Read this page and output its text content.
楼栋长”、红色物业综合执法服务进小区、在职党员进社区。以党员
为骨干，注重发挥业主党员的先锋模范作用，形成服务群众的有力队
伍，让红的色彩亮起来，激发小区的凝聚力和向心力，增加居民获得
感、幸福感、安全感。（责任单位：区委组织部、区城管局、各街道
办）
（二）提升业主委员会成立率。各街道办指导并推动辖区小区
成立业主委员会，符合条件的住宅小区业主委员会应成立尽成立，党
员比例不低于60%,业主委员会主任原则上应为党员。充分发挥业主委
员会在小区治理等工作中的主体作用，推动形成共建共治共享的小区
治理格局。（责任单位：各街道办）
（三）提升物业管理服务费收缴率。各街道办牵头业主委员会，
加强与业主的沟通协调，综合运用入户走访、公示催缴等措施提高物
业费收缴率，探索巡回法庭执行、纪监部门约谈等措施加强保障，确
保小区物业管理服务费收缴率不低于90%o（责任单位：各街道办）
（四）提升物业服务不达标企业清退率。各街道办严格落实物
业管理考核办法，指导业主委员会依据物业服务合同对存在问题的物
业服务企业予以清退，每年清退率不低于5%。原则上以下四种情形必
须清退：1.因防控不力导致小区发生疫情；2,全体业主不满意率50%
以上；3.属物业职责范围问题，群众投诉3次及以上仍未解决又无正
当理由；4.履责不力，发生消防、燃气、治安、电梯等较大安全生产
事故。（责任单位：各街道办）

* * * *

__What you have to do__:
Say how many lines in the entries contain the string "责任单位", and leave out everything else.

__In response__:
4